* Exercise prompt *
Give the records back in full, exactly as they read.

* Supplied entries *
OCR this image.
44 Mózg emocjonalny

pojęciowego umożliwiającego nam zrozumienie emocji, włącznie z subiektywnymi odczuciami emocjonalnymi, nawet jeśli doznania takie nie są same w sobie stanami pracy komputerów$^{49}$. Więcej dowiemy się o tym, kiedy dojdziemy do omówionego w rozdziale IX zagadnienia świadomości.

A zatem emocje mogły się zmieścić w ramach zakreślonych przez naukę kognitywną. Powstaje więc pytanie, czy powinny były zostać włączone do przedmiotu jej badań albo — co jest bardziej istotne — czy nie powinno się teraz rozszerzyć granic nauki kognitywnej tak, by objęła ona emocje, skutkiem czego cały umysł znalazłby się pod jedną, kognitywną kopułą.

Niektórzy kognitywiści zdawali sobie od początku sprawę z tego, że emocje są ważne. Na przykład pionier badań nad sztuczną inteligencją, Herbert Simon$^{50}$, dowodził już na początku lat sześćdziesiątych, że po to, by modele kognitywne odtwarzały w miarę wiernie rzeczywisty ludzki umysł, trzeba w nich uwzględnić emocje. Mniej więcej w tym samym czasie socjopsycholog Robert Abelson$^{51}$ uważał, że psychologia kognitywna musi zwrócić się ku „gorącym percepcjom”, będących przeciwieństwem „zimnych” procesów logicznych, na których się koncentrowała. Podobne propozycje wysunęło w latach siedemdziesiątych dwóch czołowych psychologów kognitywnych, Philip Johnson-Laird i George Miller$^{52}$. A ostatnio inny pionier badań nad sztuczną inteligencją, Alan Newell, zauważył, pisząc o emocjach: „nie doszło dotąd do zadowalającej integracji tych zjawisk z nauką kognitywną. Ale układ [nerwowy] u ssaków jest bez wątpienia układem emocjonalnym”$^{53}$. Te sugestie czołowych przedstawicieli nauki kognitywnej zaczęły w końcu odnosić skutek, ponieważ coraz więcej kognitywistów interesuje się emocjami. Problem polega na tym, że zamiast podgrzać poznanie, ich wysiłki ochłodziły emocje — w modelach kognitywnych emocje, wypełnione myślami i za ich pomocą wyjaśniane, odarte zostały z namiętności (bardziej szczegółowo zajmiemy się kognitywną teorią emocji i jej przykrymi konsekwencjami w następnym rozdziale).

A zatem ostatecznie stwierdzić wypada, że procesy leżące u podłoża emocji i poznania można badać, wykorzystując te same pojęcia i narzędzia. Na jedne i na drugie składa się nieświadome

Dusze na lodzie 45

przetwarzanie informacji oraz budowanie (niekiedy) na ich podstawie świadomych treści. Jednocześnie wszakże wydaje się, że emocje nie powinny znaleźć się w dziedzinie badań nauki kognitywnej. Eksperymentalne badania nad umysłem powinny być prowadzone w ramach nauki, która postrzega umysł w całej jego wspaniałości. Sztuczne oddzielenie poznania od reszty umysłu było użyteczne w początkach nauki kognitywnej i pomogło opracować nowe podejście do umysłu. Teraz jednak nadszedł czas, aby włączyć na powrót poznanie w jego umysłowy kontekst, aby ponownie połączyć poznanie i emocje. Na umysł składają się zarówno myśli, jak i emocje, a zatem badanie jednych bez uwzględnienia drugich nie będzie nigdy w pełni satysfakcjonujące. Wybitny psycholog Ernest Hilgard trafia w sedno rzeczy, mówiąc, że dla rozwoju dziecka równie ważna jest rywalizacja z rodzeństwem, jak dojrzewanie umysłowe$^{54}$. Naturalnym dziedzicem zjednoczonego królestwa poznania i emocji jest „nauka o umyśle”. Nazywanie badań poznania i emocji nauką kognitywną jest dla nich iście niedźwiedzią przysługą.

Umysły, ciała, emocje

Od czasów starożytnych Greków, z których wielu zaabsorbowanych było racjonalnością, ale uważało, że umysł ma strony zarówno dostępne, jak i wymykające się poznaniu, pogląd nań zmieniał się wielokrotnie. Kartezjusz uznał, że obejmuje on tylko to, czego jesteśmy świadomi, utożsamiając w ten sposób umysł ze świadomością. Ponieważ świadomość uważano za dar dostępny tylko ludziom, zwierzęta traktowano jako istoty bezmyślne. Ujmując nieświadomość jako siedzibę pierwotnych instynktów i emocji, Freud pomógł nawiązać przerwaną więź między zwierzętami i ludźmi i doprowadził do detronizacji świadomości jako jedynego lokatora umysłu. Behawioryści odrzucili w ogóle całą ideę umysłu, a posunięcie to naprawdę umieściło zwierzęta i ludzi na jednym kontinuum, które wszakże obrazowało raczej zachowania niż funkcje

* Answer in full *
OCR this image.
44 Mózg emocjonalny

pojęciowego umożliwiającego nam zrozumienie emocji, włącznie z subiektywnymi odczuciami emocjonalnymi, nawet jeśli doznania takie nie są same w sobie stanami pracy komputerów$^{49}$. Więcej dowiemy się o tym, kiedy dojdziemy do omówionego w rozdziale IX zagadnienia świadomości.

A zatem emocje mogły się zmieścić w ramach zakreślonych przez naukę kognitywną. Powstaje więc pytanie, czy powinny były zostać włączone do przedmiotu jej badań albo — co jest bardziej istotne — czy nie powinno się teraz rozszerzyć granic nauki kognitywnej tak, by objęła ona emocje, skutkiem czego cały umysł znalazłby się pod jedną, kognitywną kopułą.

Niektórzy kognitywiści zdawali sobie od początku sprawę z tego, że emocje są ważne. Na przykład pionier badań nad sztuczną inteligencją, Herbert Simon$^{50}$, dowodził już na początku lat sześćdziesiątych, że po to, by modele kognitywne odtwarzały w miarę wiernie rzeczywisty ludzki umysł, trzeba w nich uwzględnić emocje. Mniej więcej w tym samym czasie socjopsycholog Robert Abelson$^{51}$ uważał, że psychologia kognitywna musi zwrócić się ku „gorącym percepcjom”, będących przeciwieństwem „zimnych” procesów logicznych, na których się koncentrowała. Podobne propozycje wysunęło w latach siedemdziesiątych dwóch czołowych psychologów kognitywnych, Philip Johnson-Laird i George Miller$^{52}$. A ostatnio inny pionier badań nad sztuczną inteligencją, Alan Newell, zauważył, pisząc o emocjach: „nie doszło dotąd do zadowalającej integracji tych zjawisk z nauką kognitywną. Ale układ [nerwowy] u ssaków jest bez wątpienia układem emocjonalnym”$^{53}$. Te sugestie czołowych przedstawicieli nauki kognitywnej zaczęły w końcu odnosić skutek, ponieważ coraz więcej kognitywistów interesuje się emocjami. Problem polega na tym, że zamiast podgrzać poznanie, ich wysiłki ochłodziły emocje — w modelach kognitywnych emocje, wypełnione myślami i za ich pomocą wyjaśniane, odarte zostały z namiętności (bardziej szczegółowo zajmiemy się kognitywną teorią emocji i jej przykrymi konsekwencjami w następnym rozdziale).

A zatem ostatecznie stwierdzić wypada, że procesy leżące u podłoża emocji i poznania można badać, wykorzystując te same pojęcia i narzędzia. Na jedne i na drugie składa się nieświadome

Dusze na lodzie 45

przetwarzanie informacji oraz budowanie (niekiedy) na ich podstawie świadomych treści. Jednocześnie wszakże wydaje się, że emocje nie powinny znaleźć się w dziedzinie badań nauki kognitywnej. Eksperymentalne badania nad umysłem powinny być prowadzone w ramach nauki, która postrzega umysł w całej jego wspaniałości. Sztuczne oddzielenie poznania od reszty umysłu było użyteczne w początkach nauki kognitywnej i pomogło opracować nowe podejście do umysłu. Teraz jednak nadszedł czas, aby włączyć na powrót poznanie w jego umysłowy kontekst, aby ponownie połączyć poznanie i emocje. Na umysł składają się zarówno myśli, jak i emocje, a zatem badanie jednych bez uwzględnienia drugich nie będzie nigdy w pełni satysfakcjonujące. Wybitny psycholog Ernest Hilgard trafia w sedno rzeczy, mówiąc, że dla rozwoju dziecka równie ważna jest rywalizacja z rodzeństwem, jak dojrzewanie umysłowe$^{54}$. Naturalnym dziedzicem zjednoczonego królestwa poznania i emocji jest „nauka o umyśle”. Nazywanie badań poznania i emocji nauką kognitywną jest dla nich iście niedźwiedzią przysługą.

Umysły, ciała, emocje

Od czasów starożytnych Greków, z których wielu zaabsorbowanych było racjonalnością, ale uważało, że umysł ma strony zarówno dostępne, jak i wymykające się poznaniu, pogląd nań zmieniał się wielokrotnie. Kartezjusz uznał, że obejmuje on tylko to, czego jesteśmy świadomi, utożsamiając w ten sposób umysł ze świadomością. Ponieważ świadomość uważano za dar dostępny tylko ludziom, zwierzęta traktowano jako istoty bezmyślne. Ujmując nieświadomość jako siedzibę pierwotnych instynktów i emocji, Freud pomógł nawiązać przerwaną więź między zwierzętami i ludźmi i doprowadził do detronizacji świadomości jako jedynego lokatora umysłu. Behawioryści odrzucili w ogóle całą ideę umysłu, a posunięcie to naprawdę umieściło zwierzęta i ludzi na jednym kontinuum, które wszakże obrazowało raczej zachowania niż funkcje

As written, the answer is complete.